§ REQUIREMENT: Your answer should be a single number: the count of lines that include "gives".
* * * * * * *
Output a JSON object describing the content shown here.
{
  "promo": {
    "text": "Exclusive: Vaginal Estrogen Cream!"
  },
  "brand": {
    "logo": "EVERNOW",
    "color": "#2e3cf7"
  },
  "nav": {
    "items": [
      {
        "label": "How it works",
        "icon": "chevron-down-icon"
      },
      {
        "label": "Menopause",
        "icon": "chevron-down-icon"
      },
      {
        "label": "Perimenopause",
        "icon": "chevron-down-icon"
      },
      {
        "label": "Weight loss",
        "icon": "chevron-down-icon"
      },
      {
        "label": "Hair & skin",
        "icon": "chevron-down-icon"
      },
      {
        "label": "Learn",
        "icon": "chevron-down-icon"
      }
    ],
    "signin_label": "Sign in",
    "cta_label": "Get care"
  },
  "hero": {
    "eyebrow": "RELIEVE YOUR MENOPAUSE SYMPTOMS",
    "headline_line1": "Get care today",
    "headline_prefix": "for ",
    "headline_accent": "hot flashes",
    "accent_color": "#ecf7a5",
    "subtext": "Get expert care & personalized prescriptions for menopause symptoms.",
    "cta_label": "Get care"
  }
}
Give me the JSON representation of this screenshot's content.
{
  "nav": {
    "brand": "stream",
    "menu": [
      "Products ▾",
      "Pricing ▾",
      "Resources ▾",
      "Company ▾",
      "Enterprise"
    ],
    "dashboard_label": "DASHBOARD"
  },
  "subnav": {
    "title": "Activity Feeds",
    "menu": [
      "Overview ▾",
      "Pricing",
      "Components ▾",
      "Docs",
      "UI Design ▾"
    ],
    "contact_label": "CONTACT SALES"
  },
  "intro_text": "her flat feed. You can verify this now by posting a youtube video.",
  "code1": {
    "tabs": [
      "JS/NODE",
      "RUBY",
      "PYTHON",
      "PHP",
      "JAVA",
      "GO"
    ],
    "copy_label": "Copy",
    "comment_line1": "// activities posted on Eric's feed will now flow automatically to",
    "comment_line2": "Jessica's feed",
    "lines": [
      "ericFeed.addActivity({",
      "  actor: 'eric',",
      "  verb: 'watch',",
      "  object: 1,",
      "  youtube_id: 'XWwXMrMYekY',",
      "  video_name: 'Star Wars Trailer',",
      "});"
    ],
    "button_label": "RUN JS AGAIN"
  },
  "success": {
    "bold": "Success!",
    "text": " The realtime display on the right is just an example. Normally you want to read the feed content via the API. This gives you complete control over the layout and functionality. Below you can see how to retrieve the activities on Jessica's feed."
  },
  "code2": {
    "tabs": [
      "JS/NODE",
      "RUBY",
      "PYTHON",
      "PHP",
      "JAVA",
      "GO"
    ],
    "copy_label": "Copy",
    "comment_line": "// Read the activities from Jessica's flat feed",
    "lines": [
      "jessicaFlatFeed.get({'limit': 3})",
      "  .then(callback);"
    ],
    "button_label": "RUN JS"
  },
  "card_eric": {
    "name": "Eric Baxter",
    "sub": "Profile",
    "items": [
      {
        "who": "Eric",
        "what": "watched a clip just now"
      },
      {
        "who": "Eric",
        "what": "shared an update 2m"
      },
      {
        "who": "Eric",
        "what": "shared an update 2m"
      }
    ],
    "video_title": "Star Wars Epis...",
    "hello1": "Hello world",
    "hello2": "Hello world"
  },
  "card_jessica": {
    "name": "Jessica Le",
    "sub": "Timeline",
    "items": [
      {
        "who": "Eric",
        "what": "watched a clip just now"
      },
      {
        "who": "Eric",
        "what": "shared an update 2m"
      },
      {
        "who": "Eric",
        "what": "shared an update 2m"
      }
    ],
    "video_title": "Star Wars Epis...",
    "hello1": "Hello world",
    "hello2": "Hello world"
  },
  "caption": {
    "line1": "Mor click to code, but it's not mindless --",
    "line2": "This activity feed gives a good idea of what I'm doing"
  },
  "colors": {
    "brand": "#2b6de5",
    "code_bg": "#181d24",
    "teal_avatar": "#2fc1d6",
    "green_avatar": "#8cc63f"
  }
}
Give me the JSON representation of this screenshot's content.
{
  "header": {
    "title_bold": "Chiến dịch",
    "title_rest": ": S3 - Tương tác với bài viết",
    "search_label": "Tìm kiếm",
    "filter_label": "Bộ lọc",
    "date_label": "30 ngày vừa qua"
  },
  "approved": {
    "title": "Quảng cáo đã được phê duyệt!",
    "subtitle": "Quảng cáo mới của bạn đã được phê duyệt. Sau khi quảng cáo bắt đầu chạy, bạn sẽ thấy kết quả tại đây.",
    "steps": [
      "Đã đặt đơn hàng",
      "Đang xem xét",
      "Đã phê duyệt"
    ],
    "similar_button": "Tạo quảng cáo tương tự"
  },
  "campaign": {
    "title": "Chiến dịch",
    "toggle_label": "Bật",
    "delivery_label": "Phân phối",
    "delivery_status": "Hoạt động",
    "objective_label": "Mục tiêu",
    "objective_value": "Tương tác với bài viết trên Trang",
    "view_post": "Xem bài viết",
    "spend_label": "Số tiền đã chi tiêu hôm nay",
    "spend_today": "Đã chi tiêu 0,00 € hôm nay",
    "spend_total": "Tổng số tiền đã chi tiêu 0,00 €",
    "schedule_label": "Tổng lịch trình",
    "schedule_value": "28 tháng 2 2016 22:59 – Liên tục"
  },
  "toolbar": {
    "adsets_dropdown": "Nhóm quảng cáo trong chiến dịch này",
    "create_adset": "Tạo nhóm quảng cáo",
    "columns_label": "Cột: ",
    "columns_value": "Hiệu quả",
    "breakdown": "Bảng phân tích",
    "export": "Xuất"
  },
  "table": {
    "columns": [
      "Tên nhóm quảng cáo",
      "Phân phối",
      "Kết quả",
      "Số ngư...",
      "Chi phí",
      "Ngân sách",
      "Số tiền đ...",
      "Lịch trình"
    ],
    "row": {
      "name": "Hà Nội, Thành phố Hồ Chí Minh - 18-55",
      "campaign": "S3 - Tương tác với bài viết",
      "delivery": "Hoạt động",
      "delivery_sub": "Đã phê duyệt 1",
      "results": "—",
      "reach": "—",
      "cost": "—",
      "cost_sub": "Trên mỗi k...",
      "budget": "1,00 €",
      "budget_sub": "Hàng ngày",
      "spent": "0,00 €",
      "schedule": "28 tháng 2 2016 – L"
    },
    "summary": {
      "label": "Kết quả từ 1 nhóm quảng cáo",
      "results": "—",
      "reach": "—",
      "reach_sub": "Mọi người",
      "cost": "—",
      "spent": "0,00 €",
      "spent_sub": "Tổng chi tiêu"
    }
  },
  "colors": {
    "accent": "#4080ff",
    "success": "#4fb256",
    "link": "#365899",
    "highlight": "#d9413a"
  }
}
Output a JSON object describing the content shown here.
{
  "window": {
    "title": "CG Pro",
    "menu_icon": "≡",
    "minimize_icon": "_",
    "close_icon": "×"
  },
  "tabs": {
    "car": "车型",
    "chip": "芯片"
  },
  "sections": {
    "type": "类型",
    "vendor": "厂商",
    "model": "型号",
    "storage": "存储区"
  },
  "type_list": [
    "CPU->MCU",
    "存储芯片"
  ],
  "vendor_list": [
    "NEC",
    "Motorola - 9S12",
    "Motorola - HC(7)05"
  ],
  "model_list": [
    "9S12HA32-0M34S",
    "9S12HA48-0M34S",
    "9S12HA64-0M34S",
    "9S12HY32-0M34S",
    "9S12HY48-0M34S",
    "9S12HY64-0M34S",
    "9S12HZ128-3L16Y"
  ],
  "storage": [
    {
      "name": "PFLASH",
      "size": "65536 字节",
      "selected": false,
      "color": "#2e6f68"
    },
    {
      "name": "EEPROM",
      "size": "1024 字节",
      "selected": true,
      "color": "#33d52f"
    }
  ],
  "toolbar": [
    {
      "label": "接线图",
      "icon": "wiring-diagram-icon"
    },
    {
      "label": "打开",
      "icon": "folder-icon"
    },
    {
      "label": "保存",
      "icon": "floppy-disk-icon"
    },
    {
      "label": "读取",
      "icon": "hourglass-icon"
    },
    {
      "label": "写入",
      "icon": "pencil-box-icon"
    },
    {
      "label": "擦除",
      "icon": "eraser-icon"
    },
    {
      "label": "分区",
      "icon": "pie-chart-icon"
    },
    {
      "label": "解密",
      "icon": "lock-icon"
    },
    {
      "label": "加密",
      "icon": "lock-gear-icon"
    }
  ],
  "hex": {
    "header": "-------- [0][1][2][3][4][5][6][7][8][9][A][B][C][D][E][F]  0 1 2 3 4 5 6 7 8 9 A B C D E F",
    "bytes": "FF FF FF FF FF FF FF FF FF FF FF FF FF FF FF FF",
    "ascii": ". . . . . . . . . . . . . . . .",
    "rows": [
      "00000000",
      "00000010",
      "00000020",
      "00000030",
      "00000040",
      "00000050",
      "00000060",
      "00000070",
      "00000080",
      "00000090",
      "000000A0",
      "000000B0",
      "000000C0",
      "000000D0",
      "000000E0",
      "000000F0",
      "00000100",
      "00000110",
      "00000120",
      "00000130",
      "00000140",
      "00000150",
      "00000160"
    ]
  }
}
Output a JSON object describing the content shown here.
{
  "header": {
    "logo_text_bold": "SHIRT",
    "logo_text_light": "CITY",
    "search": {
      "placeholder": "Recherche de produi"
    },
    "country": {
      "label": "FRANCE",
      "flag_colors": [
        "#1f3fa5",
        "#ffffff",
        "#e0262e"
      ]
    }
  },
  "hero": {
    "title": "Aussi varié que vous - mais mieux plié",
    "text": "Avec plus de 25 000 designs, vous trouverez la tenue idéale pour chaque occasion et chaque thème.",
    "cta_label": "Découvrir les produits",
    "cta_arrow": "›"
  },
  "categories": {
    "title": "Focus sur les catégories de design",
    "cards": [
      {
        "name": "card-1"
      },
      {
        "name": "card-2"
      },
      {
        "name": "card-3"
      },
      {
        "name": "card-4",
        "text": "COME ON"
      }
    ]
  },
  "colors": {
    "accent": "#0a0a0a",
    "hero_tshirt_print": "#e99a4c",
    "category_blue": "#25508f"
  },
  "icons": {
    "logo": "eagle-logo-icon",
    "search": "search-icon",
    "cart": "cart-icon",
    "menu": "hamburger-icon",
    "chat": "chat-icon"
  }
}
* * * * * * *
§ WRITTEN ANSWER: 2